*Objective*
Retype each entry below, keeping every character the same.

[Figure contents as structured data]
--------------------
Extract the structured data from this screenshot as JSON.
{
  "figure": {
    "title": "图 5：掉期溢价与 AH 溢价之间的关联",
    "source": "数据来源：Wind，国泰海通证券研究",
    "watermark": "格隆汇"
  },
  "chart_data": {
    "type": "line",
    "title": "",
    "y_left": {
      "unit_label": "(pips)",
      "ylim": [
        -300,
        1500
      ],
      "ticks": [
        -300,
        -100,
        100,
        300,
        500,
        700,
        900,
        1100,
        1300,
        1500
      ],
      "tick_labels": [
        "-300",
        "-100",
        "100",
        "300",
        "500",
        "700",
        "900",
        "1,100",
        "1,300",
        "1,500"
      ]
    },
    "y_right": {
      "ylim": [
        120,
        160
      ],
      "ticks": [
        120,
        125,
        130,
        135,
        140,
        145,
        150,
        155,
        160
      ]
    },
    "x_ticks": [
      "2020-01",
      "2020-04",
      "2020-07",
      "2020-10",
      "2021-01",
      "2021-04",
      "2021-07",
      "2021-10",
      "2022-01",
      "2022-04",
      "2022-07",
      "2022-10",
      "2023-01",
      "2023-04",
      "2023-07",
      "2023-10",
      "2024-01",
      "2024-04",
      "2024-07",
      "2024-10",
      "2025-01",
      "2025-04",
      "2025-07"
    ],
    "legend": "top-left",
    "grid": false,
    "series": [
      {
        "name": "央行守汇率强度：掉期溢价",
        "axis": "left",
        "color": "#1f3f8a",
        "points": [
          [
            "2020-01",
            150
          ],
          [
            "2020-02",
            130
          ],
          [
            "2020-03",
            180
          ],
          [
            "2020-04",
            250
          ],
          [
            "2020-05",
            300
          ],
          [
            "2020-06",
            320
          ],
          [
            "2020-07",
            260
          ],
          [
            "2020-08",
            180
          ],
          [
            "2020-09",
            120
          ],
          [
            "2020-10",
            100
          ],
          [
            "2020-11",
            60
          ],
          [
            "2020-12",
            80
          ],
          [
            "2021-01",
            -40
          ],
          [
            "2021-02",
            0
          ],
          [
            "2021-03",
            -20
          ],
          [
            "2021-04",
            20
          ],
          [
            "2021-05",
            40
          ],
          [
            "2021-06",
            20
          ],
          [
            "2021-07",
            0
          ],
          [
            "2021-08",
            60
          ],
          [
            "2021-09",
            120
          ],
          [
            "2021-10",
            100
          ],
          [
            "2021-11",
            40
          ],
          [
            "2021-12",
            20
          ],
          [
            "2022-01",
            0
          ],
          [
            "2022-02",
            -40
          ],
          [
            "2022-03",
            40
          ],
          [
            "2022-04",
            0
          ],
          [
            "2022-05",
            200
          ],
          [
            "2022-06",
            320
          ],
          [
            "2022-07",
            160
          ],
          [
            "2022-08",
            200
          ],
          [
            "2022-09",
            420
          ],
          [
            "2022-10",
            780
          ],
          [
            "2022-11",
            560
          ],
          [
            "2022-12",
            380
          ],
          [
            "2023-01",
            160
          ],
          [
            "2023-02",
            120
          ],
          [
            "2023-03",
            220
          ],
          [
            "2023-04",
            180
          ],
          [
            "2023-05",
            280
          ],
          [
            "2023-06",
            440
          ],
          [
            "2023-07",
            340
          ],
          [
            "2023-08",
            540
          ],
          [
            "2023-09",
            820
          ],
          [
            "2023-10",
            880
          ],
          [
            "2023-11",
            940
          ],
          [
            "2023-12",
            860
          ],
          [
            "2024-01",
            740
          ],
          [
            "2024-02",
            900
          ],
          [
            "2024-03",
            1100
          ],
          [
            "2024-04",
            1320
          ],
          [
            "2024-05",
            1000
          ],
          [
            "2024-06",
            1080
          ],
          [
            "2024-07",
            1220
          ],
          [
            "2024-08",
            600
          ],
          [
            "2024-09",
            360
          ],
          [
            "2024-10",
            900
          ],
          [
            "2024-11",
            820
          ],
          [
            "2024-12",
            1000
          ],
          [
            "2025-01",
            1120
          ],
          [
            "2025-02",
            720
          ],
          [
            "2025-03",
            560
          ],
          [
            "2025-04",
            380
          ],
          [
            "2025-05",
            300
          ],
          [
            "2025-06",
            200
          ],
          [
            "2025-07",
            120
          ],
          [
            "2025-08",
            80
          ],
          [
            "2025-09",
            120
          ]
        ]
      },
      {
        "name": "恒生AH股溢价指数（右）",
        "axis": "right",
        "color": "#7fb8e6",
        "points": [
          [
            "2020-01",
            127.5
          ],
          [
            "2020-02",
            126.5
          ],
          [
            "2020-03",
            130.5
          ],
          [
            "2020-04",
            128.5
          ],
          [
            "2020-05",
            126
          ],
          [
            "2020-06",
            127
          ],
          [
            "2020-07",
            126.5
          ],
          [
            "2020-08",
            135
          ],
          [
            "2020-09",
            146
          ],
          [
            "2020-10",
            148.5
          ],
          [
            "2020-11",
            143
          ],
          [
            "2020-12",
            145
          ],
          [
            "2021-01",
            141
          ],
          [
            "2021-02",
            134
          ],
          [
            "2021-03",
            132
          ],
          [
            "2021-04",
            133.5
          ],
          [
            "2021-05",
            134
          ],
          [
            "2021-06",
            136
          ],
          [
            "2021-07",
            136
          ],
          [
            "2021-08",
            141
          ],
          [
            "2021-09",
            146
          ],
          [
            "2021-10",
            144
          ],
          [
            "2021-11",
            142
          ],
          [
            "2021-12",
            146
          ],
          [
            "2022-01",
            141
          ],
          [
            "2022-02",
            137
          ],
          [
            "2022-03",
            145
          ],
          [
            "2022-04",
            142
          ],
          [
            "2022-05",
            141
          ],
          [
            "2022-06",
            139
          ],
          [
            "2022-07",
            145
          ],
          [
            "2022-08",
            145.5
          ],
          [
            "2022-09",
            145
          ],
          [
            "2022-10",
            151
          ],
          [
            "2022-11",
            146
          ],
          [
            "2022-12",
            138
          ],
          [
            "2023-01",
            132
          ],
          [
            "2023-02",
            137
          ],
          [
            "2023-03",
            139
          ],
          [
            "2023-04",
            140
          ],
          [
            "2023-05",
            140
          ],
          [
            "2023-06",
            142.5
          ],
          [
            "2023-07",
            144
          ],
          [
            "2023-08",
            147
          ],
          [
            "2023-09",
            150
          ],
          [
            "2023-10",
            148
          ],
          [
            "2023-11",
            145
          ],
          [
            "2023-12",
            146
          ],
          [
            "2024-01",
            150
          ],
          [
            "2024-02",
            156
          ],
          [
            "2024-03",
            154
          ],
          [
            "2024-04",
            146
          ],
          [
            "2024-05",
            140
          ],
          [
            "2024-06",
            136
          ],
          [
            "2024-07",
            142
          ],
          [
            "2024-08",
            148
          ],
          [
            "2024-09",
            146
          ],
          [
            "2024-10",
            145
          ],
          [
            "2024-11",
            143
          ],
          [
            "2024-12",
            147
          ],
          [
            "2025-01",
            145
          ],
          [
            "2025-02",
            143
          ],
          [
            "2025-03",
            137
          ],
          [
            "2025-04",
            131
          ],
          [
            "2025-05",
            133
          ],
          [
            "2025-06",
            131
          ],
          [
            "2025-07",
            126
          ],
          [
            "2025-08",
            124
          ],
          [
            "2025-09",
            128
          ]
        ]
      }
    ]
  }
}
--------------------
*Completed exercise*
Extract the structured data from this screenshot as JSON.
{
  "figure": {
    "title": "图 5：掉期溢价与 AH 溢价之间的关联",
    "source": "数据来源：Wind，国泰海通证券研究",
    "watermark": "格隆汇"
  },
  "chart_data": {
    "type": "line",
    "title": "",
    "y_left": {
      "unit_label": "(pips)",
      "ylim": [
        -300,
        1500
      ],
      "ticks": [
        -300,
        -100,
        100,
        300,
        500,
        700,
        900,
        1100,
        1300,
        1500
      ],
      "tick_labels": [
        "-300",
        "-100",
        "100",
        "300",
        "500",
        "700",
        "900",
        "1,100",
        "1,300",
        "1,500"
      ]
    },
    "y_right": {
      "ylim": [
        120,
        160
      ],
      "ticks": [
        120,
        125,
        130,
        135,
        140,
        145,
        150,
        155,
        160
      ]
    },
    "x_ticks": [
      "2020-01",
      "2020-04",
      "2020-07",
      "2020-10",
      "2021-01",
      "2021-04",
      "2021-07",
      "2021-10",
      "2022-01",
      "2022-04",
      "2022-07",
      "2022-10",
      "2023-01",
      "2023-04",
      "2023-07",
      "2023-10",
      "2024-01",
      "2024-04",
      "2024-07",
      "2024-10",
      "2025-01",
      "2025-04",
      "2025-07"
    ],
    "legend": "top-left",
    "grid": false,
    "series": [
      {
        "name": "央行守汇率强度：掉期溢价",
        "axis": "left",
        "color": "#1f3f8a",
        "points": [
          [
            "2020-01",
            150
          ],
          [
            "2020-02",
            130
          ],
          [
            "2020-03",
            180
          ],
          [
            "2020-04",
            250
          ],
          [
            "2020-05",
            300
          ],
          [
            "2020-06",
            320
          ],
          [
            "2020-07",
            260
          ],
          [
            "2020-08",
            180
          ],
          [
            "2020-09",
            120
          ],
          [
            "2020-10",
            100
          ],
          [
            "2020-11",
            60
          ],
          [
            "2020-12",
            80
          ],
          [
            "2021-01",
            -40
          ],
          [
            "2021-02",
            0
          ],
          [
            "2021-03",
            -20
          ],
          [
            "2021-04",
            20
          ],
          [
            "2021-05",
            40
          ],
          [
            "2021-06",
            20
          ],
          [
            "2021-07",
            0
          ],
          [
            "2021-08",
            60
          ],
          [
            "2021-09",
            120
          ],
          [
            "2021-10",
            100
          ],
          [
            "2021-11",
            40
          ],
          [
            "2021-12",
            20
          ],
          [
            "2022-01",
            0
          ],
          [
            "2022-02",
            -40
          ],
          [
            "2022-03",
            40
          ],
          [
            "2022-04",
            0
          ],
          [
            "2022-05",
            200
          ],
          [
            "2022-06",
            320
          ],
          [
            "2022-07",
            160
          ],
          [
            "2022-08",
            200
          ],
          [
            "2022-09",
            420
          ],
          [
            "2022-10",
            780
          ],
          [
            "2022-11",
            560
          ],
          [
            "2022-12",
            380
          ],
          [
            "2023-01",
            160
          ],
          [
            "2023-02",
            120
          ],
          [
            "2023-03",
            220
          ],
          [
            "2023-04",
            180
          ],
          [
            "2023-05",
            280
          ],
          [
            "2023-06",
            440
          ],
          [
            "2023-07",
            340
          ],
          [
            "2023-08",
            540
          ],
          [
            "2023-09",
            820
          ],
          [
            "2023-10",
            880
          ],
          [
            "2023-11",
            940
          ],
          [
            "2023-12",
            860
          ],
          [
            "2024-01",
            740
          ],
          [
            "2024-02",
            900
          ],
          [
            "2024-03",
            1100
          ],
          [
            "2024-04",
            1320
          ],
          [
            "2024-05",
            1000
          ],
          [
            "2024-06",
            1080
          ],
          [
            "2024-07",
            1220
          ],
          [
            "2024-08",
            600
          ],
          [
            "2024-09",
            360
          ],
          [
            "2024-10",
            900
          ],
          [
            "2024-11",
            820
          ],
          [
            "2024-12",
            1000
          ],
          [
            "2025-01",
            1120
          ],
          [
            "2025-02",
            720
          ],
          [
            "2025-03",
            560
          ],
          [
            "2025-04",
            380
          ],
          [
            "2025-05",
            300
          ],
          [
            "2025-06",
            200
          ],
          [
            "2025-07",
            120
          ],
          [
            "2025-08",
            80
          ],
          [
            "2025-09",
            120
          ]
        ]
      },
      {
        "name": "恒生AH股溢价指数（右）",
        "axis": "right",
        "color": "#7fb8e6",
        "points": [
          [
            "2020-01",
            127.5
          ],
          [
            "2020-02",
            126.5
          ],
          [
            "2020-03",
            130.5
          ],
          [
            "2020-04",
            128.5
          ],
          [
            "2020-05",
            126
          ],
          [
            "2020-06",
            127
          ],
          [
            "2020-07",
            126.5
          ],
          [
            "2020-08",
            135
          ],
          [
            "2020-09",
            146
          ],
          [
            "2020-10",
            148.5
          ],
          [
            "2020-11",
            143
          ],
          [
            "2020-12",
            145
          ],
          [
            "2021-01",
            141
          ],
          [
            "2021-02",
            134
          ],
          [
            "2021-03",
            132
          ],
          [
            "2021-04",
            133.5
          ],
          [
            "2021-05",
            134
          ],
          [
            "2021-06",
            136
          ],
          [
            "2021-07",
            136
          ],
          [
            "2021-08",
            141
          ],
          [
            "2021-09",
            146
          ],
          [
            "2021-10",
            144
          ],
          [
            "2021-11",
            142
          ],
          [
            "2021-12",
            146
          ],
          [
            "2022-01",
            141
          ],
          [
            "2022-02",
            137
          ],
          [
            "2022-03",
            145
          ],
          [
            "2022-04",
            142
          ],
          [
            "2022-05",
            141
          ],
          [
            "2022-06",
            139
          ],
          [
            "2022-07",
            145
          ],
          [
            "2022-08",
            145.5
          ],
          [
            "2022-09",
            145
          ],
          [
            "2022-10",
            151
          ],
          [
            "2022-11",
            146
          ],
          [
            "2022-12",
            138
          ],
          [
            "2023-01",
            132
          ],
          [
            "2023-02",
            137
          ],
          [
            "2023-03",
            139
          ],
          [
            "2023-04",
            140
          ],
          [
            "2023-05",
            140
          ],
          [
            "2023-06",
            142.5
          ],
          [
            "2023-07",
            144
          ],
          [
            "2023-08",
            147
          ],
          [
            "2023-09",
            150
          ],
          [
            "2023-10",
            148
          ],
          [
            "2023-11",
            145
          ],
          [
            "2023-12",
            146
          ],
          [
            "2024-01",
            150
          ],
          [
            "2024-02",
            156
          ],
          [
            "2024-03",
            154
          ],
          [
            "2024-04",
            146
          ],
          [
            "2024-05",
            140
          ],
          [
            "2024-06",
            136
          ],
          [
            "2024-07",
            142
          ],
          [
            "2024-08",
            148
          ],
          [
            "2024-09",
            146
          ],
          [
            "2024-10",
            145
          ],
          [
            "2024-11",
            143
          ],
          [
            "2024-12",
            147
          ],
          [
            "2025-01",
            145
          ],
          [
            "2025-02",
            143
          ],
          [
            "2025-03",
            137
          ],
          [
            "2025-04",
            131
          ],
          [
            "2025-05",
            133
          ],
          [
            "2025-06",
            131
          ],
          [
            "2025-07",
            126
          ],
          [
            "2025-08",
            124
          ],
          [
            "2025-09",
            128
          ]
        ]
      }
    ]
  }
}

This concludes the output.